Transcribe the records below in full; pictures stay out of the copy.

_ _ _ _

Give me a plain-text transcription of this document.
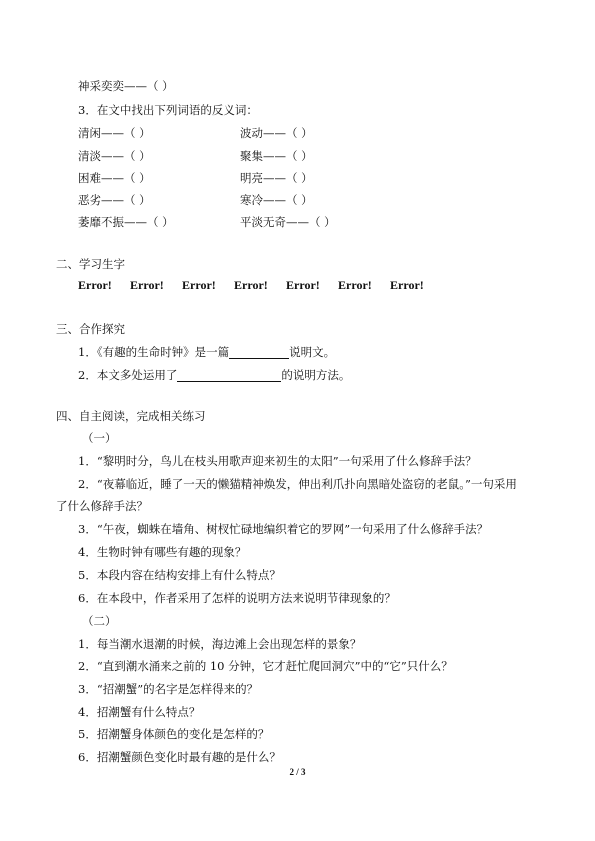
神采奕奕——（ ）
3．在文中找出下列词语的反义词：
清闲——（ ）	波动——（ ）
清淡——（ ）	聚集——（ ）
困难——（ ）	明亮——（ ）
恶劣——（ ）	寒冷——（ ）
萎靡不振——（ ）	平淡无奇——（ ）
二、学习生字
Error! Error! Error! Error! Error! Error! Error!
三、合作探究
1．《有趣的生命时钟》是一篇	说明文。
2．本文多处运用了	的说明方法。
四、自主阅读，完成相关练习
（一）
1．“黎明时分，鸟儿在枝头用歌声迎来初生的太阳”一句采用了什么修辞手法？
2．“夜幕临近，睡了一天的懒猫精神焕发，伸出利爪扑向黑暗处盗窃的老鼠。”一句采用
了什么修辞手法？
3．“午夜，蜘蛛在墙角、树杈忙碌地编织着它的罗网”一句采用了什么修辞手法？
4．生物时钟有哪些有趣的现象？
5．本段内容在结构安排上有什么特点？
6．在本段中，作者采用了怎样的说明方法来说明节律现象的？
（二）
1．每当潮水退潮的时候，海边滩上会出现怎样的景象？
2．“直到潮水涌来之前的 10 分钟，它才赶忙爬回洞穴”中的“它”只什么？
3．“招潮蟹”的名字是怎样得来的？
4．招潮蟹有什么特点？
5．招潮蟹身体颜色的变化是怎样的？
6．招潮蟹颜色变化时最有趣的是什么？
2 / 3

_ _ _ _

Complete answer>
Give me a plain-text transcription of this document.
神采奕奕——（ ）
3．在文中找出下列词语的反义词：
清闲——（ ）	波动——（ ）
清淡——（ ）	聚集——（ ）
困难——（ ）	明亮——（ ）
恶劣——（ ）	寒冷——（ ）
萎靡不振——（ ）	平淡无奇——（ ）
二、学习生字
Error! Error! Error! Error! Error! Error! Error!
三、合作探究
1．《有趣的生命时钟》是一篇	说明文。
2．本文多处运用了	的说明方法。
四、自主阅读，完成相关练习
（一）
1．“黎明时分，鸟儿在枝头用歌声迎来初生的太阳”一句采用了什么修辞手法？
2．“夜幕临近，睡了一天的懒猫精神焕发，伸出利爪扑向黑暗处盗窃的老鼠。”一句采用
了什么修辞手法？
3．“午夜，蜘蛛在墙角、树杈忙碌地编织着它的罗网”一句采用了什么修辞手法？
4．生物时钟有哪些有趣的现象？
5．本段内容在结构安排上有什么特点？
6．在本段中，作者采用了怎样的说明方法来说明节律现象的？
（二）
1．每当潮水退潮的时候，海边滩上会出现怎样的景象？
2．“直到潮水涌来之前的 10 分钟，它才赶忙爬回洞穴”中的“它”只什么？
3．“招潮蟹”的名字是怎样得来的？
4．招潮蟹有什么特点？
5．招潮蟹身体颜色的变化是怎样的？
6．招潮蟹颜色变化时最有趣的是什么？
2 / 3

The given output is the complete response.